[Data records]

┄┄┄┄┄┄

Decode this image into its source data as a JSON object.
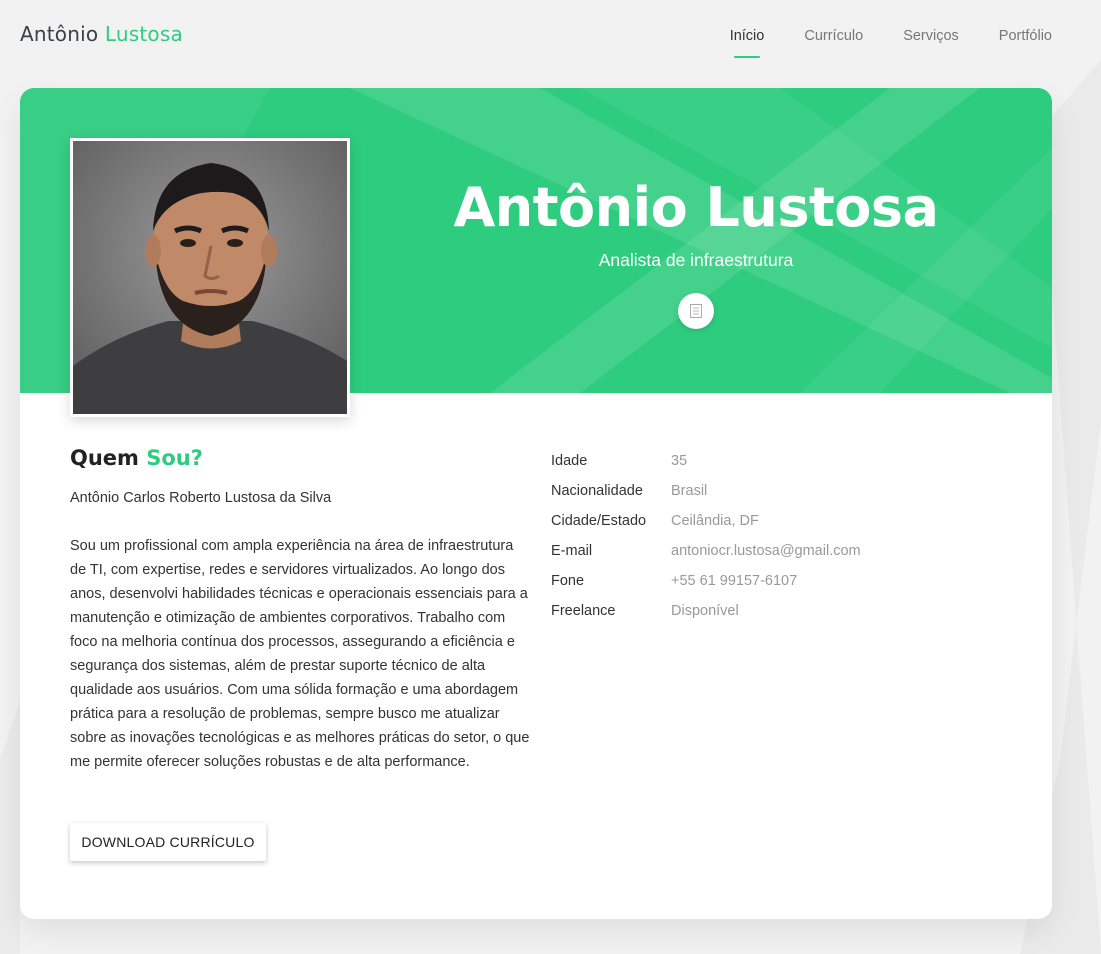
{
  "header": {
    "logo_first": "Antônio",
    "logo_second": "Lustosa",
    "nav": [
      {
        "label": "Início",
        "active": true
      },
      {
        "label": "Currículo",
        "active": false
      },
      {
        "label": "Serviços",
        "active": false
      },
      {
        "label": "Portfólio",
        "active": false
      }
    ]
  },
  "hero": {
    "name": "Antônio Lustosa",
    "role": "Analista de infraestrutura",
    "cv_icon": "document-icon",
    "photo_alt": "Antônio Lustosa"
  },
  "about": {
    "title_first": "Quem",
    "title_second": "Sou?",
    "full_name": "Antônio Carlos Roberto Lustosa da Silva",
    "bio": "Sou um profissional com ampla experiência na área de infraestrutura de TI, com expertise, redes e servidores virtualizados. Ao longo dos anos, desenvolvi habilidades técnicas e operacionais essenciais para a manutenção e otimização de ambientes corporativos. Trabalho com foco na melhoria contínua dos processos, assegurando a eficiência e segurança dos sistemas, além de prestar suporte técnico de alta qualidade aos usuários. Com uma sólida formação e uma abordagem prática para a resolução de problemas, sempre busco me atualizar sobre as inovações tecnológicas e as melhores práticas do setor, o que me permite oferecer soluções robustas e de alta performance.",
    "download_label": "DOWNLOAD CURRÍCULO"
  },
  "info": [
    {
      "label": "Idade",
      "value": "35"
    },
    {
      "label": "Nacionalidade",
      "value": "Brasil"
    },
    {
      "label": "Cidade/Estado",
      "value": "Ceilândia, DF"
    },
    {
      "label": "E-mail",
      "value": "antoniocr.lustosa@gmail.com"
    },
    {
      "label": "Fone",
      "value": "+55 61 99157-6107"
    },
    {
      "label": "Freelance",
      "value": "Disponível"
    }
  ],
  "colors": {
    "accent": "#2ecc7f",
    "background": "#f2f2f2",
    "card": "#ffffff"
  }
}
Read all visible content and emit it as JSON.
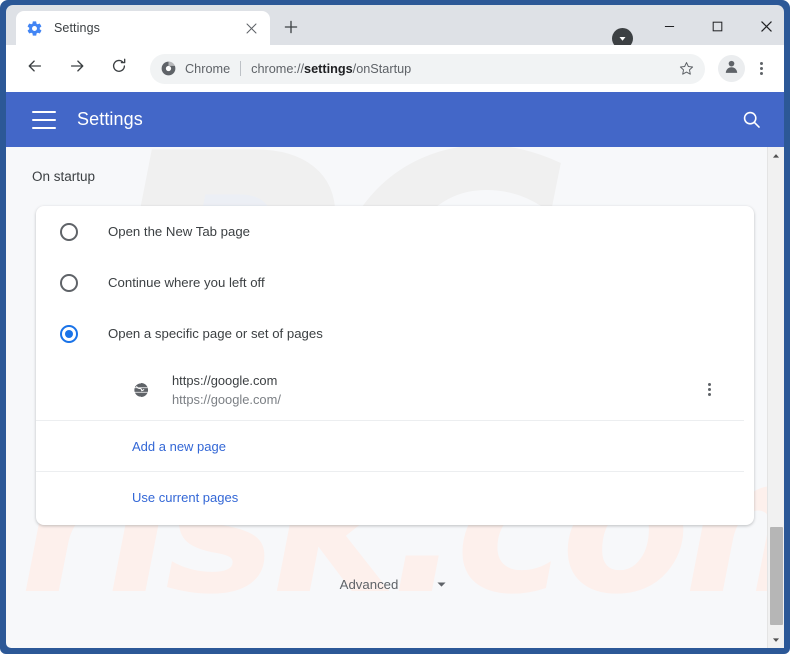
{
  "window": {
    "frame_color": "#2c5897",
    "controls": {
      "minimize_icon": "minimize-icon",
      "maximize_icon": "maximize-icon",
      "close_icon": "close-icon"
    }
  },
  "tabstrip": {
    "tabs": [
      {
        "title": "Settings",
        "favicon": "gear-icon",
        "active": true,
        "close_icon": "close-icon"
      }
    ],
    "new_tab_icon": "plus-icon",
    "download_indicator_icon": "download-arrow-icon"
  },
  "toolbar": {
    "back_icon": "arrow-left-icon",
    "forward_icon": "arrow-right-icon",
    "reload_icon": "reload-icon",
    "omnibox": {
      "brand_icon": "chrome-logo-icon",
      "brand_label": "Chrome",
      "url_prefix": "chrome://",
      "url_bold": "settings",
      "url_suffix": "/onStartup",
      "full_url": "chrome://settings/onStartup"
    },
    "bookmark_icon": "star-icon",
    "profile_icon": "person-icon",
    "menu_icon": "kebab-menu-icon"
  },
  "settings_header": {
    "menu_icon": "hamburger-icon",
    "title": "Settings",
    "search_icon": "search-icon",
    "background_color": "#4367c8"
  },
  "watermark": {
    "logo_text": "PC",
    "domain_text": "risk.com"
  },
  "main": {
    "section_title": "On startup",
    "startup_options": [
      {
        "label": "Open the New Tab page",
        "selected": false
      },
      {
        "label": "Continue where you left off",
        "selected": false
      },
      {
        "label": "Open a specific page or set of pages",
        "selected": true
      }
    ],
    "startup_pages": [
      {
        "favicon": "globe-icon",
        "title": "https://google.com",
        "url": "https://google.com/",
        "menu_icon": "kebab-menu-icon"
      }
    ],
    "add_page_link": "Add a new page",
    "use_current_pages_link": "Use current pages",
    "advanced": {
      "label": "Advanced",
      "chevron_icon": "chevron-down-icon"
    },
    "accent_color": "#1a73e8",
    "link_color": "#3367d6"
  },
  "scrollbar": {
    "up_arrow_icon": "caret-up-icon",
    "down_arrow_icon": "caret-down-icon"
  }
}
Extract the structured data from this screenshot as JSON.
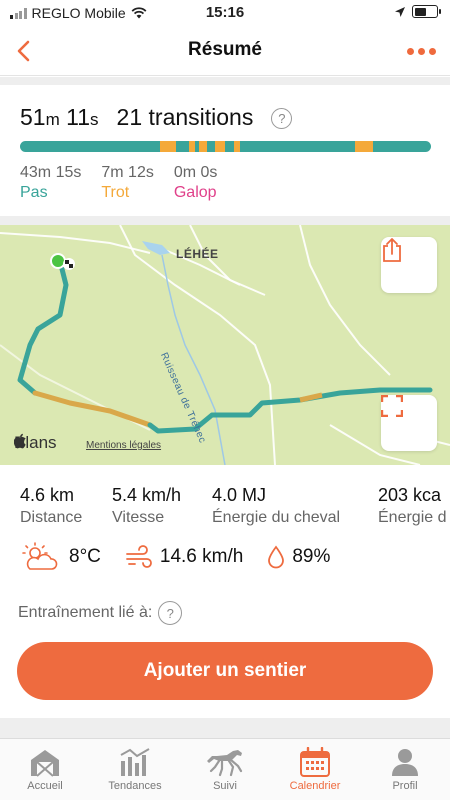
{
  "status_bar": {
    "carrier": "REGLO Mobile",
    "time": "15:16"
  },
  "nav": {
    "title": "Résumé",
    "back_icon": "chevron-left-icon",
    "more_icon": "more-dots-icon"
  },
  "summary": {
    "duration_min": "51",
    "duration_min_unit": "m",
    "duration_sec": "11",
    "duration_sec_unit": "s",
    "transitions": "21 transitions",
    "help_symbol": "?"
  },
  "gait_bar": {
    "colors": {
      "pas": "#39a49a",
      "trot": "#f4a93a",
      "galop": "#e0408a"
    },
    "segments": [
      {
        "gait": "trot",
        "start": 0.34,
        "end": 0.38
      },
      {
        "gait": "trot",
        "start": 0.41,
        "end": 0.425
      },
      {
        "gait": "trot",
        "start": 0.435,
        "end": 0.455
      },
      {
        "gait": "trot",
        "start": 0.475,
        "end": 0.5
      },
      {
        "gait": "trot",
        "start": 0.52,
        "end": 0.535
      },
      {
        "gait": "trot",
        "start": 0.815,
        "end": 0.86
      }
    ]
  },
  "gaits": [
    {
      "time": "43m 15s",
      "label": "Pas",
      "color": "#39a49a"
    },
    {
      "time": "7m 12s",
      "label": "Trot",
      "color": "#f4a93a"
    },
    {
      "time": "0m 0s",
      "label": "Galop",
      "color": "#e0408a"
    }
  ],
  "map": {
    "place_label": "LÉHÉE",
    "river_label": "Ruisseau de Tréhec",
    "plans_label": "Plans",
    "legal_label": "Mentions légales",
    "share_icon": "share-icon",
    "fullscreen_icon": "fullscreen-icon"
  },
  "stats": [
    {
      "value": "4.6 km",
      "label": "Distance"
    },
    {
      "value": "5.4 km/h",
      "label": "Vitesse"
    },
    {
      "value": "4.0 MJ",
      "label": "Énergie du cheval"
    },
    {
      "value": "203 kca",
      "label": "Énergie d"
    }
  ],
  "weather": {
    "temperature": "8°C",
    "temperature_icon": "partly-cloudy-icon",
    "wind": "14.6 km/h",
    "wind_icon": "wind-icon",
    "humidity": "89%",
    "humidity_icon": "droplet-icon"
  },
  "linked": {
    "label": "Entraînement lié à:",
    "help_symbol": "?"
  },
  "add_trail_label": "Ajouter un sentier",
  "accent_color": "#ee6b3f",
  "tabs": [
    {
      "label": "Accueil",
      "icon": "barn-icon"
    },
    {
      "label": "Tendances",
      "icon": "trends-icon"
    },
    {
      "label": "Suivi",
      "icon": "horse-icon"
    },
    {
      "label": "Calendrier",
      "icon": "calendar-icon"
    },
    {
      "label": "Profil",
      "icon": "profile-icon"
    }
  ]
}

┄┄┄┄┄┄

**YOUR GOAL:**
Omit every picture while copying the listing above exactly.

**THE COMPLETED TASK:**
Decode this image into its source data as a JSON object.
{
  "header": {
    "logo_first": "Antônio",
    "logo_second": "Lustosa",
    "nav": [
      {
        "label": "Início",
        "active": true
      },
      {
        "label": "Currículo",
        "active": false
      },
      {
        "label": "Serviços",
        "active": false
      },
      {
        "label": "Portfólio",
        "active": false
      }
    ]
  },
  "hero": {
    "name": "Antônio Lustosa",
    "role": "Analista de infraestrutura",
    "cv_icon": "document-icon",
    "photo_alt": "Antônio Lustosa"
  },
  "about": {
    "title_first": "Quem",
    "title_second": "Sou?",
    "full_name": "Antônio Carlos Roberto Lustosa da Silva",
    "bio": "Sou um profissional com ampla experiência na área de infraestrutura de TI, com expertise, redes e servidores virtualizados. Ao longo dos anos, desenvolvi habilidades técnicas e operacionais essenciais para a manutenção e otimização de ambientes corporativos. Trabalho com foco na melhoria contínua dos processos, assegurando a eficiência e segurança dos sistemas, além de prestar suporte técnico de alta qualidade aos usuários. Com uma sólida formação e uma abordagem prática para a resolução de problemas, sempre busco me atualizar sobre as inovações tecnológicas e as melhores práticas do setor, o que me permite oferecer soluções robustas e de alta performance.",
    "download_label": "DOWNLOAD CURRÍCULO"
  },
  "info": [
    {
      "label": "Idade",
      "value": "35"
    },
    {
      "label": "Nacionalidade",
      "value": "Brasil"
    },
    {
      "label": "Cidade/Estado",
      "value": "Ceilândia, DF"
    },
    {
      "label": "E-mail",
      "value": "antoniocr.lustosa@gmail.com"
    },
    {
      "label": "Fone",
      "value": "+55 61 99157-6107"
    },
    {
      "label": "Freelance",
      "value": "Disponível"
    }
  ],
  "colors": {
    "accent": "#2ecc7f",
    "background": "#f2f2f2",
    "card": "#ffffff"
  }
}
Read all visible content and emit it as JSON.
{
  "window": {
    "frame_color": "#2c5897",
    "controls": {
      "minimize_icon": "minimize-icon",
      "maximize_icon": "maximize-icon",
      "close_icon": "close-icon"
    }
  },
  "tabstrip": {
    "tabs": [
      {
        "title": "Settings",
        "favicon": "gear-icon",
        "active": true,
        "close_icon": "close-icon"
      }
    ],
    "new_tab_icon": "plus-icon",
    "download_indicator_icon": "download-arrow-icon"
  },
  "toolbar": {
    "back_icon": "arrow-left-icon",
    "forward_icon": "arrow-right-icon",
    "reload_icon": "reload-icon",
    "omnibox": {
      "brand_icon": "chrome-logo-icon",
      "brand_label": "Chrome",
      "url_prefix": "chrome://",
      "url_bold": "settings",
      "url_suffix": "/onStartup",
      "full_url": "chrome://settings/onStartup"
    },
    "bookmark_icon": "star-icon",
    "profile_icon": "person-icon",
    "menu_icon": "kebab-menu-icon"
  },
  "settings_header": {
    "menu_icon": "hamburger-icon",
    "title": "Settings",
    "search_icon": "search-icon",
    "background_color": "#4367c8"
  },
  "watermark": {
    "logo_text": "PC",
    "domain_text": "risk.com"
  },
  "main": {
    "section_title": "On startup",
    "startup_options": [
      {
        "label": "Open the New Tab page",
        "selected": false
      },
      {
        "label": "Continue where you left off",
        "selected": false
      },
      {
        "label": "Open a specific page or set of pages",
        "selected": true
      }
    ],
    "startup_pages": [
      {
        "favicon": "globe-icon",
        "title": "https://google.com",
        "url": "https://google.com/",
        "menu_icon": "kebab-menu-icon"
      }
    ],
    "add_page_link": "Add a new page",
    "use_current_pages_link": "Use current pages",
    "advanced": {
      "label": "Advanced",
      "chevron_icon": "chevron-down-icon"
    },
    "accent_color": "#1a73e8",
    "link_color": "#3367d6"
  },
  "scrollbar": {
    "up_arrow_icon": "caret-up-icon",
    "down_arrow_icon": "caret-down-icon"
  }
}
Extract the structured data from this screenshot as JSON.
{
  "status_bar": {
    "carrier": "REGLO Mobile",
    "time": "15:16"
  },
  "nav": {
    "title": "Résumé",
    "back_icon": "chevron-left-icon",
    "more_icon": "more-dots-icon"
  },
  "summary": {
    "duration_min": "51",
    "duration_min_unit": "m",
    "duration_sec": "11",
    "duration_sec_unit": "s",
    "transitions": "21 transitions",
    "help_symbol": "?"
  },
  "gait_bar": {
    "colors": {
      "pas": "#39a49a",
      "trot": "#f4a93a",
      "galop": "#e0408a"
    },
    "segments": [
      {
        "gait": "trot",
        "start": 0.34,
        "end": 0.38
      },
      {
        "gait": "trot",
        "start": 0.41,
        "end": 0.425
      },
      {
        "gait": "trot",
        "start": 0.435,
        "end": 0.455
      },
      {
        "gait": "trot",
        "start": 0.475,
        "end": 0.5
      },
      {
        "gait": "trot",
        "start": 0.52,
        "end": 0.535
      },
      {
        "gait": "trot",
        "start": 0.815,
        "end": 0.86
      }
    ]
  },
  "gaits": [
    {
      "time": "43m 15s",
      "label": "Pas",
      "color": "#39a49a"
    },
    {
      "time": "7m 12s",
      "label": "Trot",
      "color": "#f4a93a"
    },
    {
      "time": "0m 0s",
      "label": "Galop",
      "color": "#e0408a"
    }
  ],
  "map": {
    "place_label": "LÉHÉE",
    "river_label": "Ruisseau de Tréhec",
    "plans_label": "Plans",
    "legal_label": "Mentions légales",
    "share_icon": "share-icon",
    "fullscreen_icon": "fullscreen-icon"
  },
  "stats": [
    {
      "value": "4.6 km",
      "label": "Distance"
    },
    {
      "value": "5.4 km/h",
      "label": "Vitesse"
    },
    {
      "value": "4.0 MJ",
      "label": "Énergie du cheval"
    },
    {
      "value": "203 kca",
      "label": "Énergie d"
    }
  ],
  "weather": {
    "temperature": "8°C",
    "temperature_icon": "partly-cloudy-icon",
    "wind": "14.6 km/h",
    "wind_icon": "wind-icon",
    "humidity": "89%",
    "humidity_icon": "droplet-icon"
  },
  "linked": {
    "label": "Entraînement lié à:",
    "help_symbol": "?"
  },
  "add_trail_label": "Ajouter un sentier",
  "accent_color": "#ee6b3f",
  "tabs": [
    {
      "label": "Accueil",
      "icon": "barn-icon"
    },
    {
      "label": "Tendances",
      "icon": "trends-icon"
    },
    {
      "label": "Suivi",
      "icon": "horse-icon"
    },
    {
      "label": "Calendrier",
      "icon": "calendar-icon"
    },
    {
      "label": "Profil",
      "icon": "profile-icon"
    }
  ]
}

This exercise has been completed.